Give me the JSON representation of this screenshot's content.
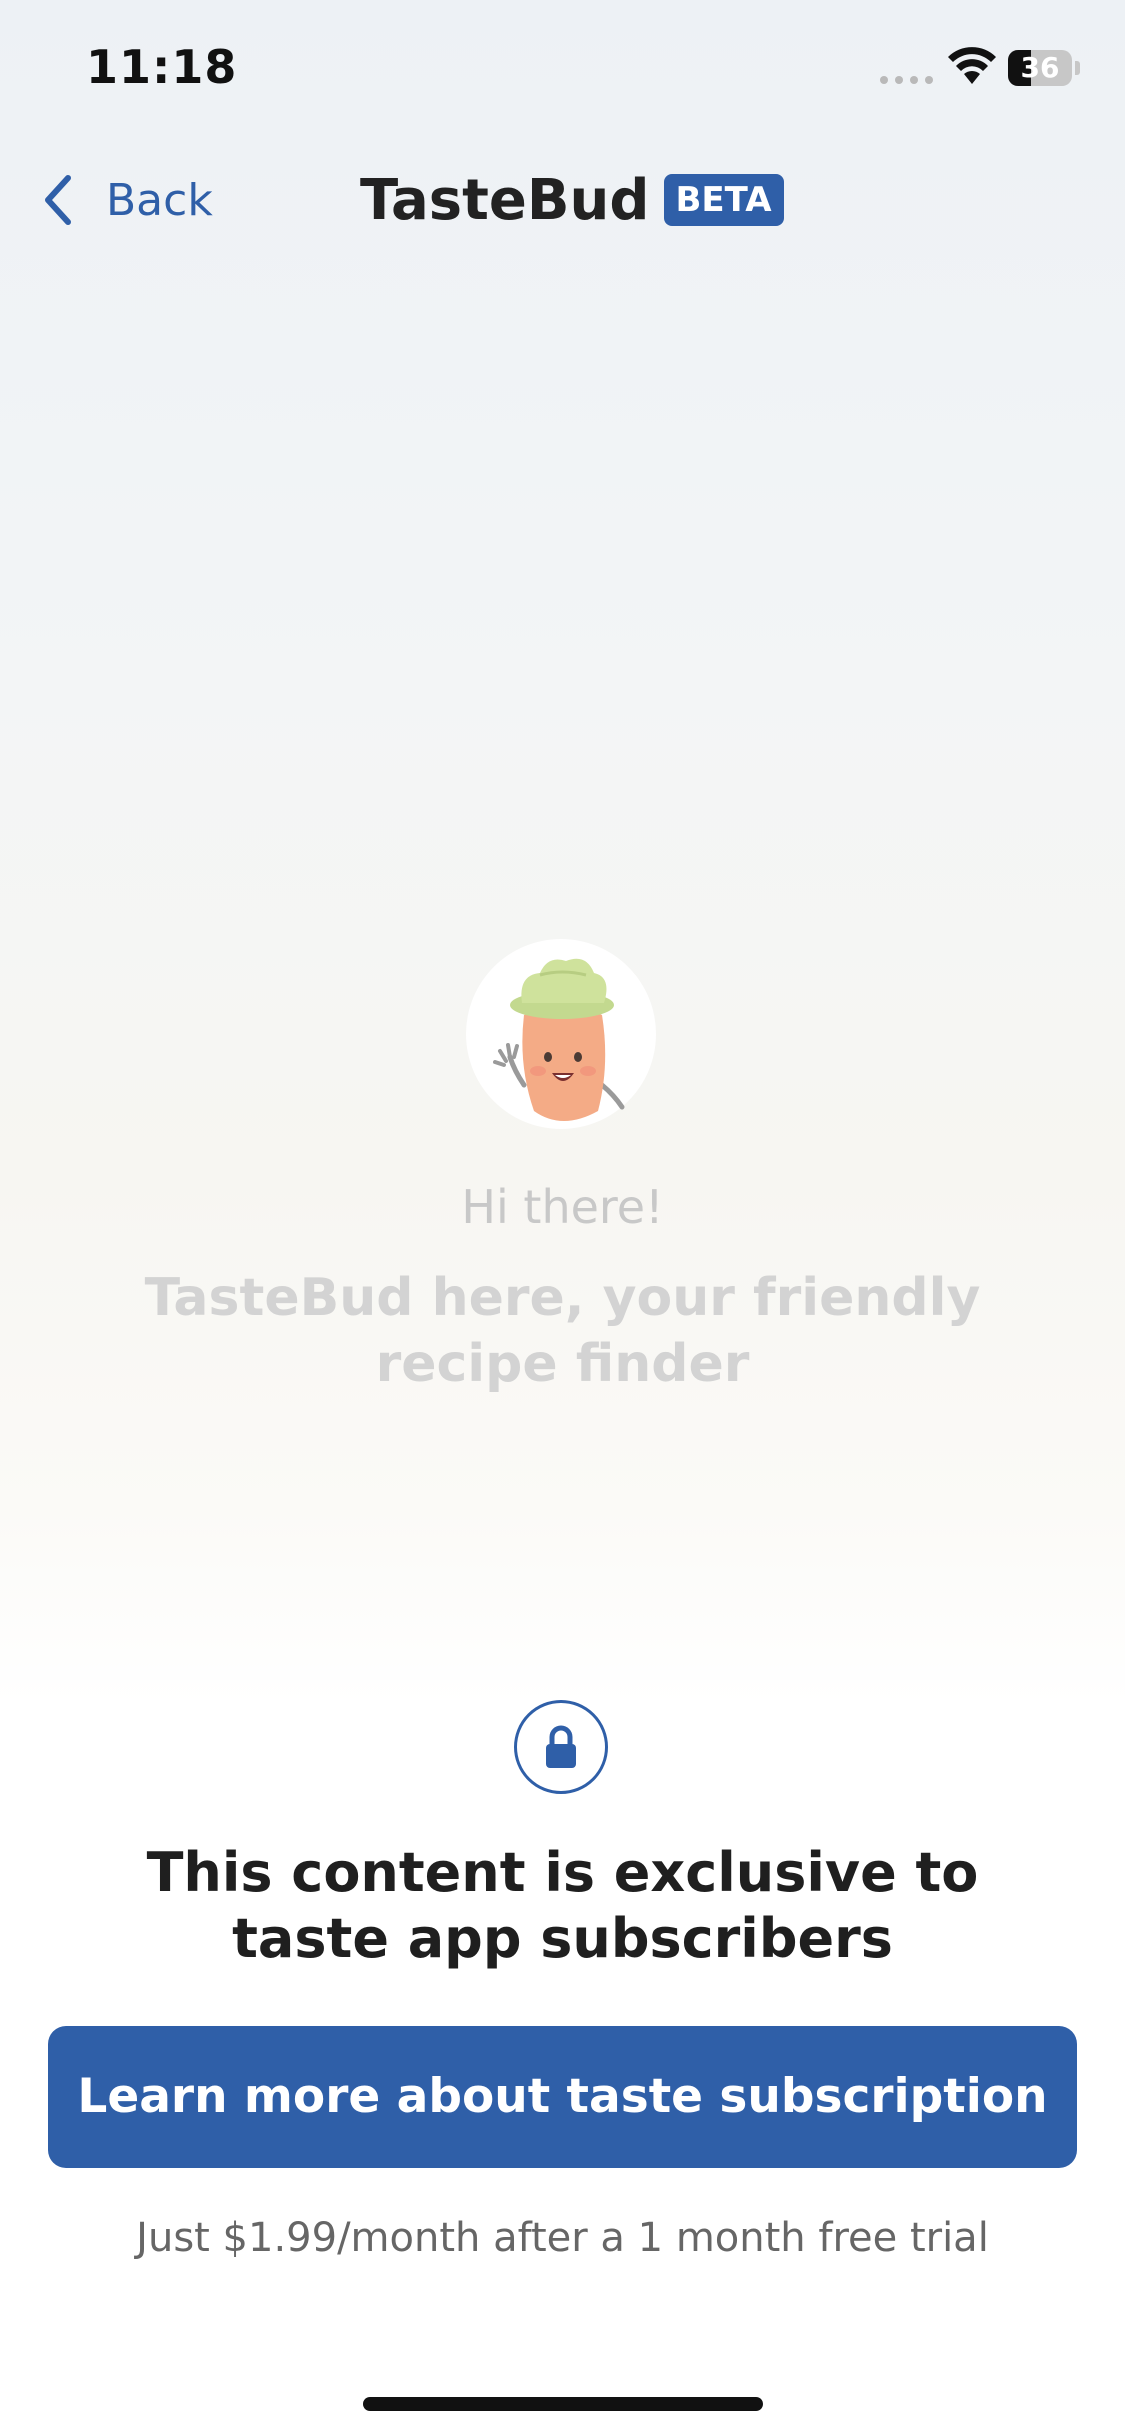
{
  "status_bar": {
    "time": "11:18",
    "battery_level": "36",
    "battery_fraction": 0.36
  },
  "nav": {
    "back_label": "Back",
    "title": "TasteBud",
    "badge": "BETA"
  },
  "mascot": {
    "icon": "carrot-chef-mascot",
    "greeting": "Hi there!",
    "intro": "TasteBud here, your friendly recipe finder"
  },
  "paywall": {
    "icon": "lock-icon",
    "title": "This content is exclusive to taste app subscribers",
    "button_label": "Learn more about taste subscription",
    "price_note": "Just $1.99/month after a 1 month free trial"
  },
  "colors": {
    "accent": "#2f5fa8",
    "title_text": "#1f1f1f",
    "faded_text": "#d3d3d3"
  }
}
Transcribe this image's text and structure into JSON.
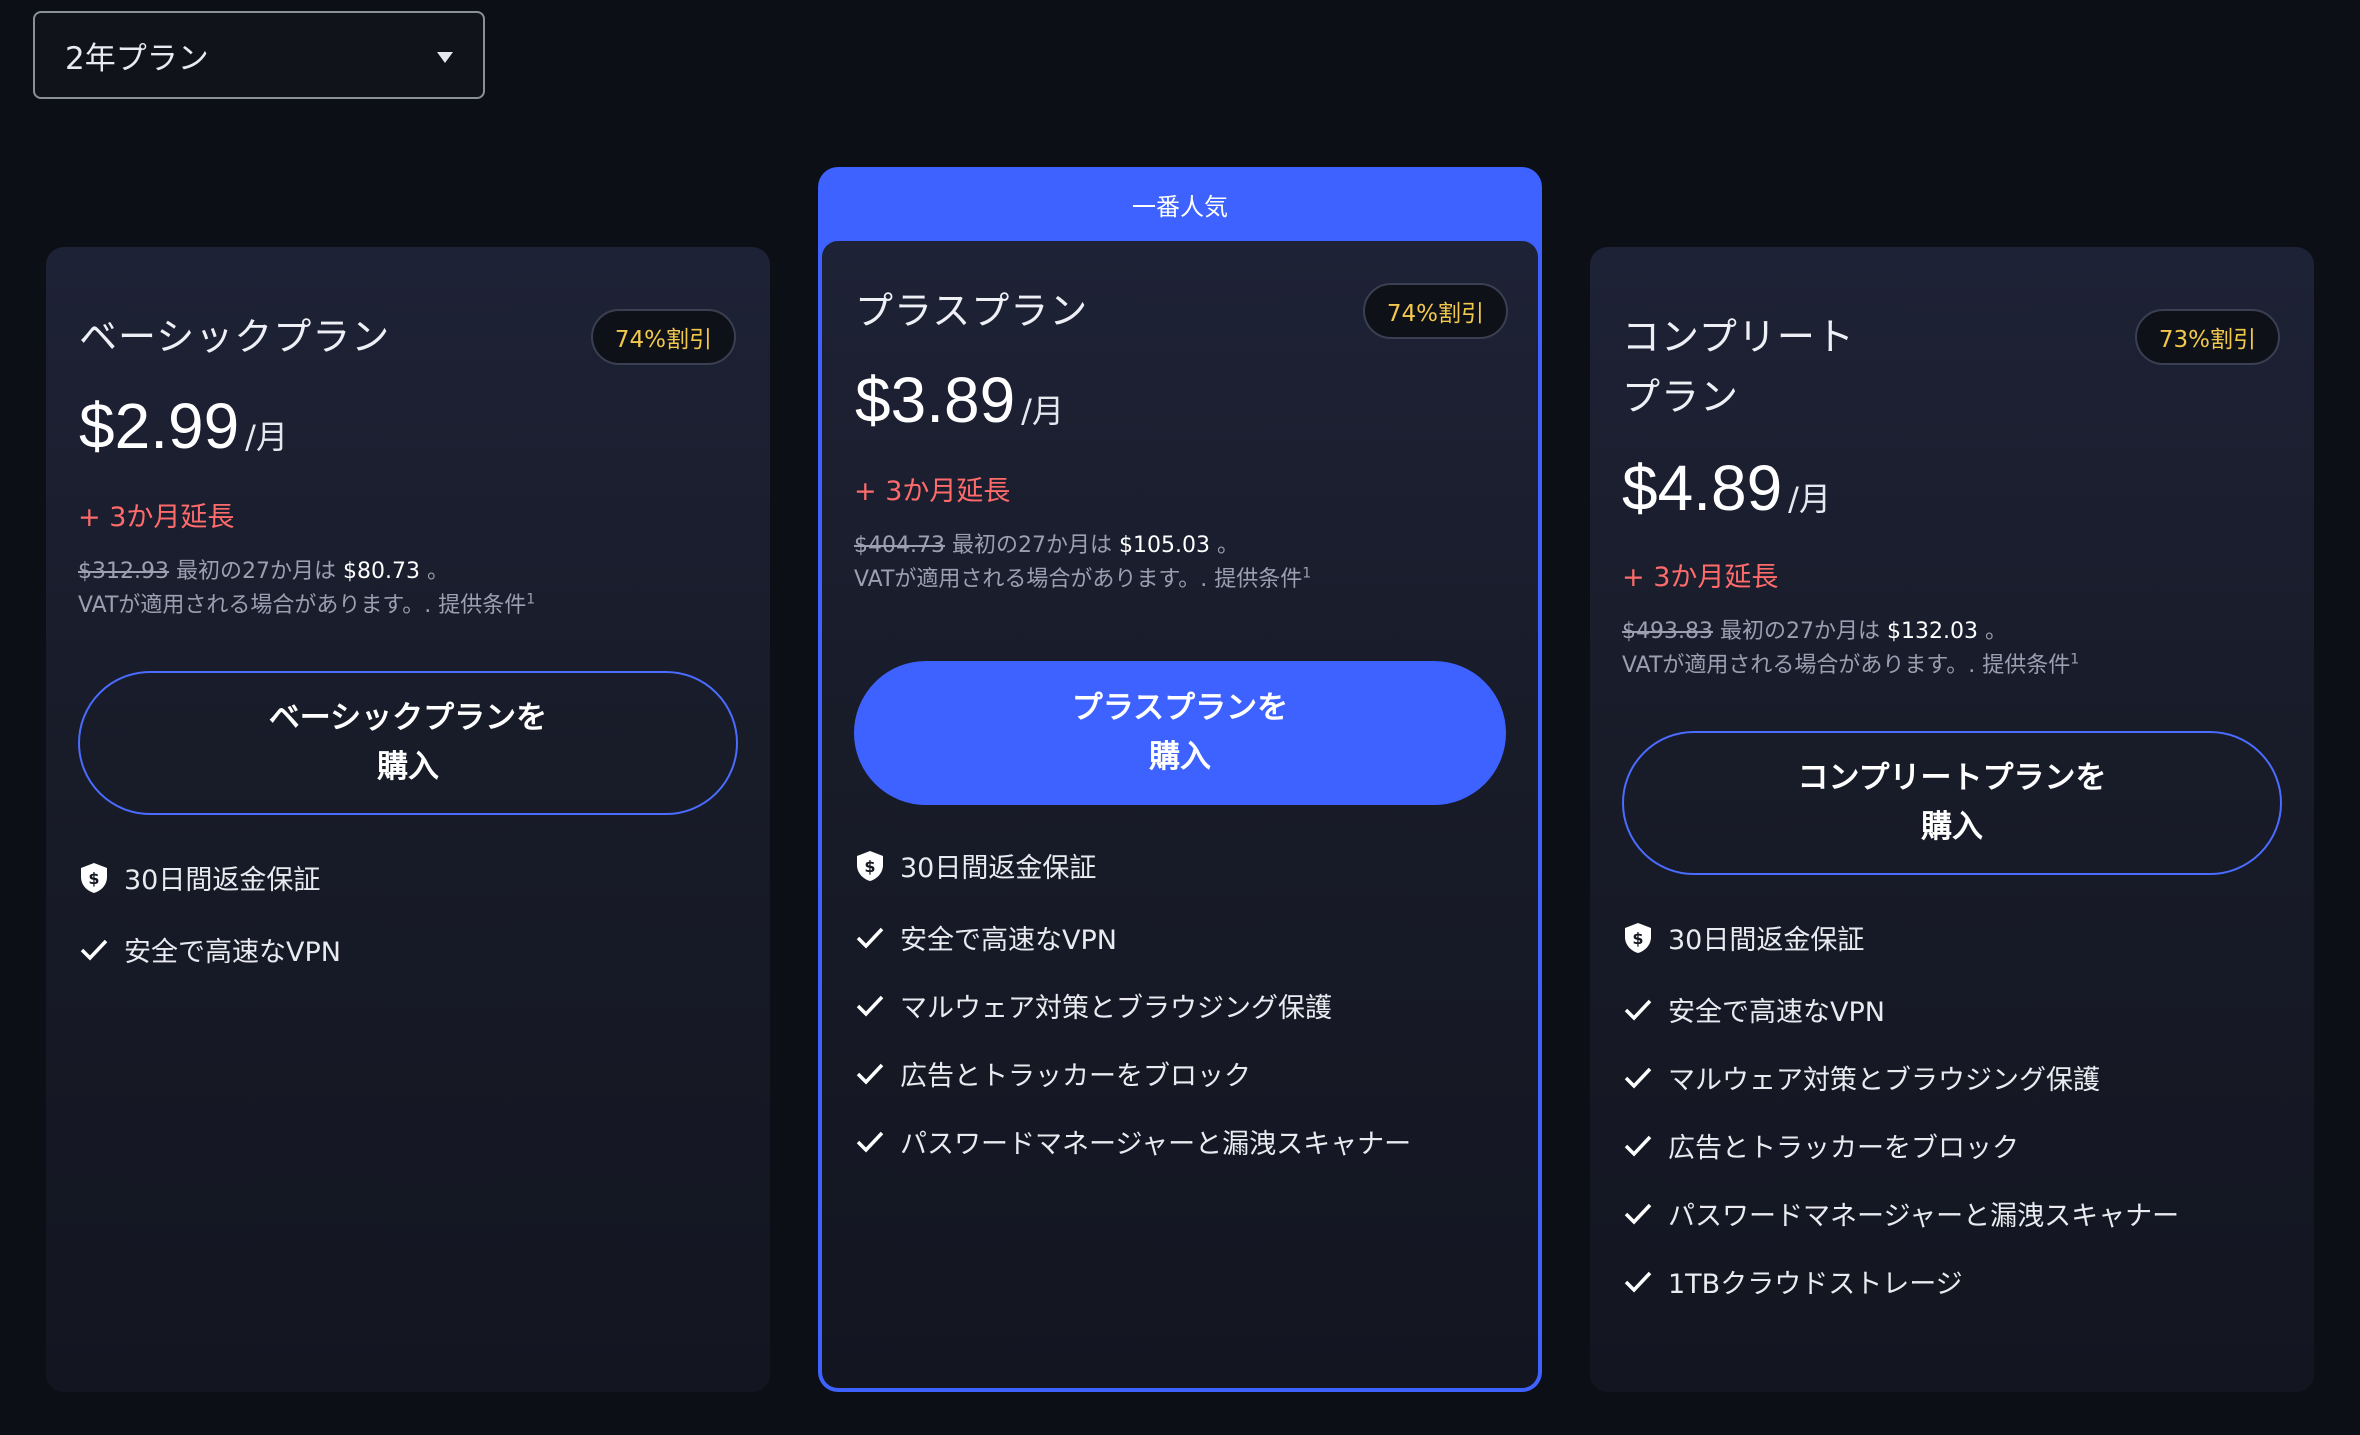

================

## Aim of the task
Print out the material word for word, omitting the pictures.

## Expected answer
Give me the JSON representation of this screenshot's content.
{
  "status_bar": {
    "time": "11:18",
    "battery_level": "36",
    "battery_fraction": 0.36
  },
  "nav": {
    "back_label": "Back",
    "title": "TasteBud",
    "badge": "BETA"
  },
  "mascot": {
    "icon": "carrot-chef-mascot",
    "greeting": "Hi there!",
    "intro": "TasteBud here, your friendly recipe finder"
  },
  "paywall": {
    "icon": "lock-icon",
    "title": "This content is exclusive to taste app subscribers",
    "button_label": "Learn more about taste subscription",
    "price_note": "Just $1.99/month after a 1 month free trial"
  },
  "colors": {
    "accent": "#2f5fa8",
    "title_text": "#1f1f1f",
    "faded_text": "#d3d3d3"
  }
}
Transcribe this image's text and structure into JSON.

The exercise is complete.